** BEGIN INFORMATION SHOWN **

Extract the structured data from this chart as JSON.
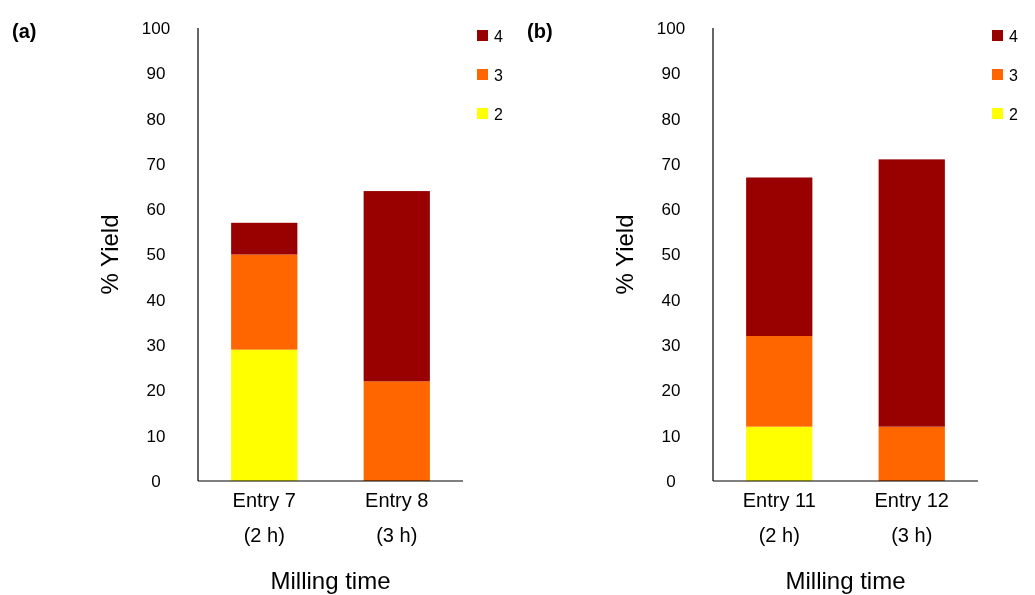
{
  "chart_data": [
    {
      "type": "bar",
      "title": "(a)",
      "xlabel": "Milling time",
      "ylabel": "% Yield",
      "categories": [
        "Entry 7 (2 h)",
        "Entry 8 (3 h)"
      ],
      "stacked": true,
      "ylim": [
        0,
        100
      ],
      "yticks": [
        0,
        10,
        20,
        30,
        40,
        50,
        60,
        70,
        80,
        90,
        100
      ],
      "grid": false,
      "legend": "top right",
      "series": [
        {
          "name": "2",
          "color": "#ffff00",
          "values": [
            29,
            0
          ]
        },
        {
          "name": "3",
          "color": "#ff6600",
          "values": [
            21,
            22
          ]
        },
        {
          "name": "4",
          "color": "#990000",
          "values": [
            7,
            42
          ]
        }
      ]
    },
    {
      "type": "bar",
      "title": "(b)",
      "xlabel": "Milling time",
      "ylabel": "% Yield",
      "categories": [
        "Entry 11 (2 h)",
        "Entry 12 (3 h)"
      ],
      "stacked": true,
      "ylim": [
        0,
        100
      ],
      "yticks": [
        0,
        10,
        20,
        30,
        40,
        50,
        60,
        70,
        80,
        90,
        100
      ],
      "grid": false,
      "legend": "top right",
      "series": [
        {
          "name": "2",
          "color": "#ffff00",
          "values": [
            12,
            0
          ]
        },
        {
          "name": "3",
          "color": "#ff6600",
          "values": [
            20,
            12
          ]
        },
        {
          "name": "4",
          "color": "#990000",
          "values": [
            35,
            59
          ]
        }
      ]
    }
  ]
}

** END INFORMATION SHOWN **

EXERCISE INSTRUCTIONS. Omit every picture, then repeat the remaining data exactly as it appears above.

EXERCISE OUTPUT.
Extract the structured data from this chart as JSON.
{
  "chart_data": [
    {
      "type": "bar",
      "title": "(a)",
      "xlabel": "Milling time",
      "ylabel": "% Yield",
      "categories": [
        "Entry 7 (2 h)",
        "Entry 8 (3 h)"
      ],
      "stacked": true,
      "ylim": [
        0,
        100
      ],
      "yticks": [
        0,
        10,
        20,
        30,
        40,
        50,
        60,
        70,
        80,
        90,
        100
      ],
      "grid": false,
      "legend": "top right",
      "series": [
        {
          "name": "2",
          "color": "#ffff00",
          "values": [
            29,
            0
          ]
        },
        {
          "name": "3",
          "color": "#ff6600",
          "values": [
            21,
            22
          ]
        },
        {
          "name": "4",
          "color": "#990000",
          "values": [
            7,
            42
          ]
        }
      ]
    },
    {
      "type": "bar",
      "title": "(b)",
      "xlabel": "Milling time",
      "ylabel": "% Yield",
      "categories": [
        "Entry 11 (2 h)",
        "Entry 12 (3 h)"
      ],
      "stacked": true,
      "ylim": [
        0,
        100
      ],
      "yticks": [
        0,
        10,
        20,
        30,
        40,
        50,
        60,
        70,
        80,
        90,
        100
      ],
      "grid": false,
      "legend": "top right",
      "series": [
        {
          "name": "2",
          "color": "#ffff00",
          "values": [
            12,
            0
          ]
        },
        {
          "name": "3",
          "color": "#ff6600",
          "values": [
            20,
            12
          ]
        },
        {
          "name": "4",
          "color": "#990000",
          "values": [
            35,
            59
          ]
        }
      ]
    }
  ]
}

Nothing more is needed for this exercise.